(begin)

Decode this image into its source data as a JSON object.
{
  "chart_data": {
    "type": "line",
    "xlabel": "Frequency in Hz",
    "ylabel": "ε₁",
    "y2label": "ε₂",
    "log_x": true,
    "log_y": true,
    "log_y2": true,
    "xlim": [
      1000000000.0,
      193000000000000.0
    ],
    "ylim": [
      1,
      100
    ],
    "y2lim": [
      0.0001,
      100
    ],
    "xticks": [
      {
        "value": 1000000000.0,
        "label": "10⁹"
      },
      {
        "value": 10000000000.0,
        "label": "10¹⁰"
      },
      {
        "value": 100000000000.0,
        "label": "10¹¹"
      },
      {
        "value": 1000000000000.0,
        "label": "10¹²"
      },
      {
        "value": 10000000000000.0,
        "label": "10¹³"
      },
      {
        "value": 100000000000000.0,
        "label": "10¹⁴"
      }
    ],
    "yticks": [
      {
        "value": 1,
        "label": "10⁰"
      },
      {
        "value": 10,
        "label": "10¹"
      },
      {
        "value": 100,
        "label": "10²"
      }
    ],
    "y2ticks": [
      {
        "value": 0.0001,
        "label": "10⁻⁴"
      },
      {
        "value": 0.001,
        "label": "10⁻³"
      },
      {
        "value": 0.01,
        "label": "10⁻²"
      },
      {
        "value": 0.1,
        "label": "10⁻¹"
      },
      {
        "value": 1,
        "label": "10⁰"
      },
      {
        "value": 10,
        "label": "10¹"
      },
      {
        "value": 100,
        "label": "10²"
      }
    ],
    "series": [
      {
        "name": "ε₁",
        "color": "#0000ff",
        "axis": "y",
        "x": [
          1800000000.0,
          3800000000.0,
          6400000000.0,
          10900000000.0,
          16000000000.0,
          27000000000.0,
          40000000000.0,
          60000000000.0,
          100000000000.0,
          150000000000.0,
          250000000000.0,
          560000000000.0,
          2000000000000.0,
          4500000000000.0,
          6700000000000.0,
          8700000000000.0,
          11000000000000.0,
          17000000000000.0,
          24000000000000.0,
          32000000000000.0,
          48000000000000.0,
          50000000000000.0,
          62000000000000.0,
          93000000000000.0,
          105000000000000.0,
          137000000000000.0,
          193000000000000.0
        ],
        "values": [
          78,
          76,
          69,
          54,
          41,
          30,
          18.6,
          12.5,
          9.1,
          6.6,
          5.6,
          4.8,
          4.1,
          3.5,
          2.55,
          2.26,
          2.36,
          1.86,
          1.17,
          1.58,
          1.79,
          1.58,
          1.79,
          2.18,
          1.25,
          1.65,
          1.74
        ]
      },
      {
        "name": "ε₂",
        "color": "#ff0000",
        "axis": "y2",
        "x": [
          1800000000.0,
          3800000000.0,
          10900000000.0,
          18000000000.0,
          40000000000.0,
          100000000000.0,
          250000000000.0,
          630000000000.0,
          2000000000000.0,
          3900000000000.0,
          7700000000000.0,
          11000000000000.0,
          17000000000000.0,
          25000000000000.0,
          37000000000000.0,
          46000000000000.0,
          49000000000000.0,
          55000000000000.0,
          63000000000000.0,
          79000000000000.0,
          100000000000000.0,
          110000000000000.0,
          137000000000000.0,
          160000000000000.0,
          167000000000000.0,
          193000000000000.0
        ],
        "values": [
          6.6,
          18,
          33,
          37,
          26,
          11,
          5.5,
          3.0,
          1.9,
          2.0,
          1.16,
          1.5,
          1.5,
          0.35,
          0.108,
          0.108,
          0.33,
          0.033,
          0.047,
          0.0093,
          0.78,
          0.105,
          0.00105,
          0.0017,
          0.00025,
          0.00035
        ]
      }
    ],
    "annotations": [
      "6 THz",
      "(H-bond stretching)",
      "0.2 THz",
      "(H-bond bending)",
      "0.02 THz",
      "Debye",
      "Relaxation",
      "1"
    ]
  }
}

(end)

DIRECTION -
Extract the full listing above without altering anything.

TASK SOLUTION -
Decode this image into its source data as a JSON object.
{
  "chart_data": {
    "type": "line",
    "xlabel": "Frequency in Hz",
    "ylabel": "ε₁",
    "y2label": "ε₂",
    "log_x": true,
    "log_y": true,
    "log_y2": true,
    "xlim": [
      1000000000.0,
      193000000000000.0
    ],
    "ylim": [
      1,
      100
    ],
    "y2lim": [
      0.0001,
      100
    ],
    "xticks": [
      {
        "value": 1000000000.0,
        "label": "10⁹"
      },
      {
        "value": 10000000000.0,
        "label": "10¹⁰"
      },
      {
        "value": 100000000000.0,
        "label": "10¹¹"
      },
      {
        "value": 1000000000000.0,
        "label": "10¹²"
      },
      {
        "value": 10000000000000.0,
        "label": "10¹³"
      },
      {
        "value": 100000000000000.0,
        "label": "10¹⁴"
      }
    ],
    "yticks": [
      {
        "value": 1,
        "label": "10⁰"
      },
      {
        "value": 10,
        "label": "10¹"
      },
      {
        "value": 100,
        "label": "10²"
      }
    ],
    "y2ticks": [
      {
        "value": 0.0001,
        "label": "10⁻⁴"
      },
      {
        "value": 0.001,
        "label": "10⁻³"
      },
      {
        "value": 0.01,
        "label": "10⁻²"
      },
      {
        "value": 0.1,
        "label": "10⁻¹"
      },
      {
        "value": 1,
        "label": "10⁰"
      },
      {
        "value": 10,
        "label": "10¹"
      },
      {
        "value": 100,
        "label": "10²"
      }
    ],
    "series": [
      {
        "name": "ε₁",
        "color": "#0000ff",
        "axis": "y",
        "x": [
          1800000000.0,
          3800000000.0,
          6400000000.0,
          10900000000.0,
          16000000000.0,
          27000000000.0,
          40000000000.0,
          60000000000.0,
          100000000000.0,
          150000000000.0,
          250000000000.0,
          560000000000.0,
          2000000000000.0,
          4500000000000.0,
          6700000000000.0,
          8700000000000.0,
          11000000000000.0,
          17000000000000.0,
          24000000000000.0,
          32000000000000.0,
          48000000000000.0,
          50000000000000.0,
          62000000000000.0,
          93000000000000.0,
          105000000000000.0,
          137000000000000.0,
          193000000000000.0
        ],
        "values": [
          78,
          76,
          69,
          54,
          41,
          30,
          18.6,
          12.5,
          9.1,
          6.6,
          5.6,
          4.8,
          4.1,
          3.5,
          2.55,
          2.26,
          2.36,
          1.86,
          1.17,
          1.58,
          1.79,
          1.58,
          1.79,
          2.18,
          1.25,
          1.65,
          1.74
        ]
      },
      {
        "name": "ε₂",
        "color": "#ff0000",
        "axis": "y2",
        "x": [
          1800000000.0,
          3800000000.0,
          10900000000.0,
          18000000000.0,
          40000000000.0,
          100000000000.0,
          250000000000.0,
          630000000000.0,
          2000000000000.0,
          3900000000000.0,
          7700000000000.0,
          11000000000000.0,
          17000000000000.0,
          25000000000000.0,
          37000000000000.0,
          46000000000000.0,
          49000000000000.0,
          55000000000000.0,
          63000000000000.0,
          79000000000000.0,
          100000000000000.0,
          110000000000000.0,
          137000000000000.0,
          160000000000000.0,
          167000000000000.0,
          193000000000000.0
        ],
        "values": [
          6.6,
          18,
          33,
          37,
          26,
          11,
          5.5,
          3.0,
          1.9,
          2.0,
          1.16,
          1.5,
          1.5,
          0.35,
          0.108,
          0.108,
          0.33,
          0.033,
          0.047,
          0.0093,
          0.78,
          0.105,
          0.00105,
          0.0017,
          0.00025,
          0.00035
        ]
      }
    ],
    "annotations": [
      "6 THz",
      "(H-bond stretching)",
      "0.2 THz",
      "(H-bond bending)",
      "0.02 THz",
      "Debye",
      "Relaxation",
      "1"
    ]
  }
}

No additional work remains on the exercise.